(Problem to work on)
Quote the whole listing word for word, please.

(Dataset extract)

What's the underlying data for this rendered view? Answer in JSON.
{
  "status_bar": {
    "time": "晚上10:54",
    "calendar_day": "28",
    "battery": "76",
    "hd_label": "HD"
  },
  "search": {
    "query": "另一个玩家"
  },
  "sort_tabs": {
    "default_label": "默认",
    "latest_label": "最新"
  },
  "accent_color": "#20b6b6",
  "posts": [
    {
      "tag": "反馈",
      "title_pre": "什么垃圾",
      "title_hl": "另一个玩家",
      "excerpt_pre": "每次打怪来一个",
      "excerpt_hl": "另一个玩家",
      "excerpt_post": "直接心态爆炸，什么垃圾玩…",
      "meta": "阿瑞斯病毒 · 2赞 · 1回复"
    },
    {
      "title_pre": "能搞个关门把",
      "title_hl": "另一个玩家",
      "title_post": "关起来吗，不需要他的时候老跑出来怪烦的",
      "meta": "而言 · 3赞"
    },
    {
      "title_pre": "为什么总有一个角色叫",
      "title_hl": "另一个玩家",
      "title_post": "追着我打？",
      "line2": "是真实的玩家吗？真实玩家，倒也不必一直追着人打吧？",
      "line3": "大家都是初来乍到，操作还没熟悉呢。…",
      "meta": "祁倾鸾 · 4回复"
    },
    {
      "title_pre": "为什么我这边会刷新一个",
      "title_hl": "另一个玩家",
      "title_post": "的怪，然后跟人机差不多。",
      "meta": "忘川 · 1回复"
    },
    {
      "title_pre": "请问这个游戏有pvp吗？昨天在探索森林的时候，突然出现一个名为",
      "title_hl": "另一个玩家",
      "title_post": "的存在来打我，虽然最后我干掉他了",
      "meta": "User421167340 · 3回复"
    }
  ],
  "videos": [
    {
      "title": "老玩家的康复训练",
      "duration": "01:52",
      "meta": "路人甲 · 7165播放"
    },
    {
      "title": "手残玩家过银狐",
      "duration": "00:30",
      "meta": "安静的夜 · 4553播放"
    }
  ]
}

(Result of the task)
What's the underlying data for this rendered view? Answer in JSON.
{
  "status_bar": {
    "time": "晚上10:54",
    "calendar_day": "28",
    "battery": "76",
    "hd_label": "HD"
  },
  "search": {
    "query": "另一个玩家"
  },
  "sort_tabs": {
    "default_label": "默认",
    "latest_label": "最新"
  },
  "accent_color": "#20b6b6",
  "posts": [
    {
      "tag": "反馈",
      "title_pre": "什么垃圾",
      "title_hl": "另一个玩家",
      "excerpt_pre": "每次打怪来一个",
      "excerpt_hl": "另一个玩家",
      "excerpt_post": "直接心态爆炸，什么垃圾玩…",
      "meta": "阿瑞斯病毒 · 2赞 · 1回复"
    },
    {
      "title_pre": "能搞个关门把",
      "title_hl": "另一个玩家",
      "title_post": "关起来吗，不需要他的时候老跑出来怪烦的",
      "meta": "而言 · 3赞"
    },
    {
      "title_pre": "为什么总有一个角色叫",
      "title_hl": "另一个玩家",
      "title_post": "追着我打？",
      "line2": "是真实的玩家吗？真实玩家，倒也不必一直追着人打吧？",
      "line3": "大家都是初来乍到，操作还没熟悉呢。…",
      "meta": "祁倾鸾 · 4回复"
    },
    {
      "title_pre": "为什么我这边会刷新一个",
      "title_hl": "另一个玩家",
      "title_post": "的怪，然后跟人机差不多。",
      "meta": "忘川 · 1回复"
    },
    {
      "title_pre": "请问这个游戏有pvp吗？昨天在探索森林的时候，突然出现一个名为",
      "title_hl": "另一个玩家",
      "title_post": "的存在来打我，虽然最后我干掉他了",
      "meta": "User421167340 · 3回复"
    }
  ],
  "videos": [
    {
      "title": "老玩家的康复训练",
      "duration": "01:52",
      "meta": "路人甲 · 7165播放"
    },
    {
      "title": "手残玩家过银狐",
      "duration": "00:30",
      "meta": "安静的夜 · 4553播放"
    }
  ]
}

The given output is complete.